(ITEMS):
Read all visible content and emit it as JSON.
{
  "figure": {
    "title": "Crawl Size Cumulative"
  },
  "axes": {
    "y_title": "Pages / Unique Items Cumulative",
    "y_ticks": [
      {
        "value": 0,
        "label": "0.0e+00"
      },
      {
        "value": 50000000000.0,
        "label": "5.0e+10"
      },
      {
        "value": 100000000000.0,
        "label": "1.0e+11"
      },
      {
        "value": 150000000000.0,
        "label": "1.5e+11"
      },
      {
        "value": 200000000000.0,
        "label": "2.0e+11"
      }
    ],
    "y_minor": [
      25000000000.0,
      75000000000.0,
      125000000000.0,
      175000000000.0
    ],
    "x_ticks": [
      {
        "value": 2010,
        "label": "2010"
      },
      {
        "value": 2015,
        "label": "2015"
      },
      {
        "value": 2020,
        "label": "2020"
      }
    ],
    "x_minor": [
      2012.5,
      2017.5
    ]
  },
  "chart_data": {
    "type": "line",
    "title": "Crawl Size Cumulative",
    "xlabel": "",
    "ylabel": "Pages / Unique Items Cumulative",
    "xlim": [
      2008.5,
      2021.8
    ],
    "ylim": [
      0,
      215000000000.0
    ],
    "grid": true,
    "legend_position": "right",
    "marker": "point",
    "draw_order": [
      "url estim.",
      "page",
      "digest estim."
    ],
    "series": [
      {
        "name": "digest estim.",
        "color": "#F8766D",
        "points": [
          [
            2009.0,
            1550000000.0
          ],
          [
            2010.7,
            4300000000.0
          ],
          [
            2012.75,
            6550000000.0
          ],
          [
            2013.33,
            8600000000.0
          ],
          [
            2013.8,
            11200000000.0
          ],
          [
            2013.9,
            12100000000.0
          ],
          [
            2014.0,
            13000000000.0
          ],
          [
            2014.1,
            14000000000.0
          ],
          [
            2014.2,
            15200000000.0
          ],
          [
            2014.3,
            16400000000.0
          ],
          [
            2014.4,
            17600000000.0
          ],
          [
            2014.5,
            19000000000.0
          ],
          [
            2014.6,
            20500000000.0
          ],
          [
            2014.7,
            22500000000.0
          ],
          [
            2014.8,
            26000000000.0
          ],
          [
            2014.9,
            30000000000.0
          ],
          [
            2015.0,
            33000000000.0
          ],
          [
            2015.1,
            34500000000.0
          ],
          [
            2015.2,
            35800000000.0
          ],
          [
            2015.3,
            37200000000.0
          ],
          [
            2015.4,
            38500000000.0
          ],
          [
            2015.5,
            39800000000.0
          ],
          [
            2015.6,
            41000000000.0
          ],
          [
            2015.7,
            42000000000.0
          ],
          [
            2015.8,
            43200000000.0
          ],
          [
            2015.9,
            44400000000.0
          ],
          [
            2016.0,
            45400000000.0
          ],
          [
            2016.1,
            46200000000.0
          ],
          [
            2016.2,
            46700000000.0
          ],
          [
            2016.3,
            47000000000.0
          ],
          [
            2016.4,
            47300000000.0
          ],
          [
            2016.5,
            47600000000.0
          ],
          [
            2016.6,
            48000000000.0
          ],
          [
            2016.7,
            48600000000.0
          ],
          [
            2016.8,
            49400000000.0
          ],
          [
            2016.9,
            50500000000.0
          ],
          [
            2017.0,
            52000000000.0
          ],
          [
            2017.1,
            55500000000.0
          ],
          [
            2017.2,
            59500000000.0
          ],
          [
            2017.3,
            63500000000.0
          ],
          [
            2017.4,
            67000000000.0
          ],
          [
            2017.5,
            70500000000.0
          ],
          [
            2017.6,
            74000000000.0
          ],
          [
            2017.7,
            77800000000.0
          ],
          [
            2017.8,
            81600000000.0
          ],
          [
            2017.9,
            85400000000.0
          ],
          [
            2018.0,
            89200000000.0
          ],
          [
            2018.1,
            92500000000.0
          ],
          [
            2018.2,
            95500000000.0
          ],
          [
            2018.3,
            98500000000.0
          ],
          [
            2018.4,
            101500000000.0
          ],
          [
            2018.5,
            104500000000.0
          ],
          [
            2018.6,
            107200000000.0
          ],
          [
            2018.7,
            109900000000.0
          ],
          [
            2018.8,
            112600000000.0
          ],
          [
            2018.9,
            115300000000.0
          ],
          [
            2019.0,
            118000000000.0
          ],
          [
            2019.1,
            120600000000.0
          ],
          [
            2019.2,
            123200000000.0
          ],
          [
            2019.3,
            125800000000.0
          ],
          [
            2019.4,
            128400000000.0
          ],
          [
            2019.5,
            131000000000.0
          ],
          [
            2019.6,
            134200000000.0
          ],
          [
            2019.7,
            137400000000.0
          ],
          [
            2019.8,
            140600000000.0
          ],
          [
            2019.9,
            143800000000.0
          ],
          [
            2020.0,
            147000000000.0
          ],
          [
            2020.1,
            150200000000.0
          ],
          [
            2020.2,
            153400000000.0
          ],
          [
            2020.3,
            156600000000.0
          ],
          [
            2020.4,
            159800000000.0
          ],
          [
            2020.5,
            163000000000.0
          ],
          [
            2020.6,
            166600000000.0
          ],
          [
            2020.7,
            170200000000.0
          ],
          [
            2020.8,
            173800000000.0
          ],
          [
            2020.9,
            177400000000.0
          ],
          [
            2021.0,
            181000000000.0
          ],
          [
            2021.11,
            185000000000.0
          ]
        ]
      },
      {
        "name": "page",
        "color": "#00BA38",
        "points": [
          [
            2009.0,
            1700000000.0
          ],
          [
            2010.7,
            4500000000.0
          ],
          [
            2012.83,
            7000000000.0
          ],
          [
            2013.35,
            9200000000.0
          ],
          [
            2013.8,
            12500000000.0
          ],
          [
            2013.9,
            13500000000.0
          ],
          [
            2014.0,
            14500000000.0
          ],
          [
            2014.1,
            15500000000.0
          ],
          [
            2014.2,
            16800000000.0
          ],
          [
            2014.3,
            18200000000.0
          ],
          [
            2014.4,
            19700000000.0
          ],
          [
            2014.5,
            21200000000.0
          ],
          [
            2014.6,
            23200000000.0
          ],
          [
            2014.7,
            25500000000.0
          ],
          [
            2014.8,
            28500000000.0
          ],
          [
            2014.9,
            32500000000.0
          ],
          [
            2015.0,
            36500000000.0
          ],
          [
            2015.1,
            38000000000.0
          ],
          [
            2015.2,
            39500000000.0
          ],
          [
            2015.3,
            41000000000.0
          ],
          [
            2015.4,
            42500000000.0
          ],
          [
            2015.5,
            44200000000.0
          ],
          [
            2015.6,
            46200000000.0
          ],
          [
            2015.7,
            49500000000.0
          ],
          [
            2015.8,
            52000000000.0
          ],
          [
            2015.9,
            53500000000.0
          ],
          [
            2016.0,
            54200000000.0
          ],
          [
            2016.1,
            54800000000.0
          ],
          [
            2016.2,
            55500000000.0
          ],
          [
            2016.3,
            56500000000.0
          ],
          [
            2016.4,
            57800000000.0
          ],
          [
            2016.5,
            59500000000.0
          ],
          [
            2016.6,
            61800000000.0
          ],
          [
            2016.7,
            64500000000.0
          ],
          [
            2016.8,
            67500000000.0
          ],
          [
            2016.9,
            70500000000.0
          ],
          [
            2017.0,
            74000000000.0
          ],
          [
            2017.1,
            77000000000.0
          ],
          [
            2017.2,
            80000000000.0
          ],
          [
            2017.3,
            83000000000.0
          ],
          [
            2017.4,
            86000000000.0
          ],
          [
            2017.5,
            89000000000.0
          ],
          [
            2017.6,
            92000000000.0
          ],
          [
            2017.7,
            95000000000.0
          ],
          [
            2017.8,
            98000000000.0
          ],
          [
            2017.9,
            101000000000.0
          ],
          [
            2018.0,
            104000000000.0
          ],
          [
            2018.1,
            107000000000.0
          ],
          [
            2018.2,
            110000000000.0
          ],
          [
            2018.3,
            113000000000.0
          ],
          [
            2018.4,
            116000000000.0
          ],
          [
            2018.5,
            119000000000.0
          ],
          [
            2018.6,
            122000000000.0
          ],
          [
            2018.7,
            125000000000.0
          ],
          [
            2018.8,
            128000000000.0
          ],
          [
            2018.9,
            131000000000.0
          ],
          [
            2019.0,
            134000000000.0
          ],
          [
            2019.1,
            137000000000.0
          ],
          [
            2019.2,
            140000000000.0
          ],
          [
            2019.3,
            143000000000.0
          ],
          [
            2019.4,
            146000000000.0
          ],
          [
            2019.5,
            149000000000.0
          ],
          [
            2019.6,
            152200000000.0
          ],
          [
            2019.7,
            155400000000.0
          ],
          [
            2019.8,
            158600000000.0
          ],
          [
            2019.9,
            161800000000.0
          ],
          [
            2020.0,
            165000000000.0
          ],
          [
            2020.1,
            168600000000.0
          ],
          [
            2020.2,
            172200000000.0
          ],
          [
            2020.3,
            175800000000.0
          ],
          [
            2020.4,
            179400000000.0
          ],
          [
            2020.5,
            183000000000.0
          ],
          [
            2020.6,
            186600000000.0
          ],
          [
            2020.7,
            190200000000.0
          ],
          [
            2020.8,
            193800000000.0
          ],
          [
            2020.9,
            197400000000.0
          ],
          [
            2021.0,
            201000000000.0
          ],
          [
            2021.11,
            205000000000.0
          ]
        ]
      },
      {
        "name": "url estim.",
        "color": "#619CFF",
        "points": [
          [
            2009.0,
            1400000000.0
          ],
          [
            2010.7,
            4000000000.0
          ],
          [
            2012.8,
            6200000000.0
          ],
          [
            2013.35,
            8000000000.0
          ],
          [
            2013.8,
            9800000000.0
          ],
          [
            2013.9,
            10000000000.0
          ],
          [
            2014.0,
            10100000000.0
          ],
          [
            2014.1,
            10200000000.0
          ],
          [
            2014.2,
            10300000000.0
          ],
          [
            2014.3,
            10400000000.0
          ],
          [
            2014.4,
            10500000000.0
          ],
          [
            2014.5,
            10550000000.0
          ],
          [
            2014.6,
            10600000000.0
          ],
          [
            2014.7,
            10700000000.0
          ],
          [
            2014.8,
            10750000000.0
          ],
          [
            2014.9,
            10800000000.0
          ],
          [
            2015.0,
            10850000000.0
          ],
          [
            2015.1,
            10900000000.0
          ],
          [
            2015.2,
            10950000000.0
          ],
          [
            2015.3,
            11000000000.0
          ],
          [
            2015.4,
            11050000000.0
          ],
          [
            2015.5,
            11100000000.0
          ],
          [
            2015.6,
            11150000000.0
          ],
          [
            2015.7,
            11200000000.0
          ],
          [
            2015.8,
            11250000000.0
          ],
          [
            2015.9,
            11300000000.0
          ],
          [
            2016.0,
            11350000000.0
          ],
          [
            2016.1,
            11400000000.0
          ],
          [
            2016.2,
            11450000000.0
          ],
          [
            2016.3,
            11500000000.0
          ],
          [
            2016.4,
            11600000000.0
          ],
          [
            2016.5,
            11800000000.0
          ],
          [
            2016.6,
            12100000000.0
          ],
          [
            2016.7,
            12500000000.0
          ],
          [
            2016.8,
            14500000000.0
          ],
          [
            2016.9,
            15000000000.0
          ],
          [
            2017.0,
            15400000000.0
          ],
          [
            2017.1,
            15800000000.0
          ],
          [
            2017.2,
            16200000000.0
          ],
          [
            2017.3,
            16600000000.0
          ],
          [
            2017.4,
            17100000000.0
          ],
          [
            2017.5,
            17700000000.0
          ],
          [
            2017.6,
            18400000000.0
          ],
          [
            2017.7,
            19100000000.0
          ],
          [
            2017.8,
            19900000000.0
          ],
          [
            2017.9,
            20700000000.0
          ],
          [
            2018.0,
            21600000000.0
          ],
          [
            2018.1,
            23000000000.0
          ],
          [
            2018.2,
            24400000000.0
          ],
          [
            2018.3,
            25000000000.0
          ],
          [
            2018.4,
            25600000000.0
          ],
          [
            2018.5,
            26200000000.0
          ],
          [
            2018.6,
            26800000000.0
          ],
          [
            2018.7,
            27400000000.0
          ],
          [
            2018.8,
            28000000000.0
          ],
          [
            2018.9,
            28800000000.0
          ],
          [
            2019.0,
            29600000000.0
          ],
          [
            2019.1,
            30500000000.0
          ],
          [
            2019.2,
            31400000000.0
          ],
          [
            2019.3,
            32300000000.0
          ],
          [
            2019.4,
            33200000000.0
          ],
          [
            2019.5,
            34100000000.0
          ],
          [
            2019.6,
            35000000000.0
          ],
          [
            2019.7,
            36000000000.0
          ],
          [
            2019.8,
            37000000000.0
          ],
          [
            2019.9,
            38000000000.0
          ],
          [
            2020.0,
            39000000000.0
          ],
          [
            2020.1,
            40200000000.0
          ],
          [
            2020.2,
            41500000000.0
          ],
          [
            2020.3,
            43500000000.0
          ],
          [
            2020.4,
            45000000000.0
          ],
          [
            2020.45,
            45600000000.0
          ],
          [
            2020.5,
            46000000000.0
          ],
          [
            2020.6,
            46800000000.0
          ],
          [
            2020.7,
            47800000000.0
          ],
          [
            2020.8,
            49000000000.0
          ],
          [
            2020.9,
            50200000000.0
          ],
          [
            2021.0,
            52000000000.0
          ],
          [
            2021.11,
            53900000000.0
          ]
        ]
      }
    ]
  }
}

(PROMPT):
Look through the material and say how many lines hold "estim". Give the number only.

(EXPECTED ANSWER):
4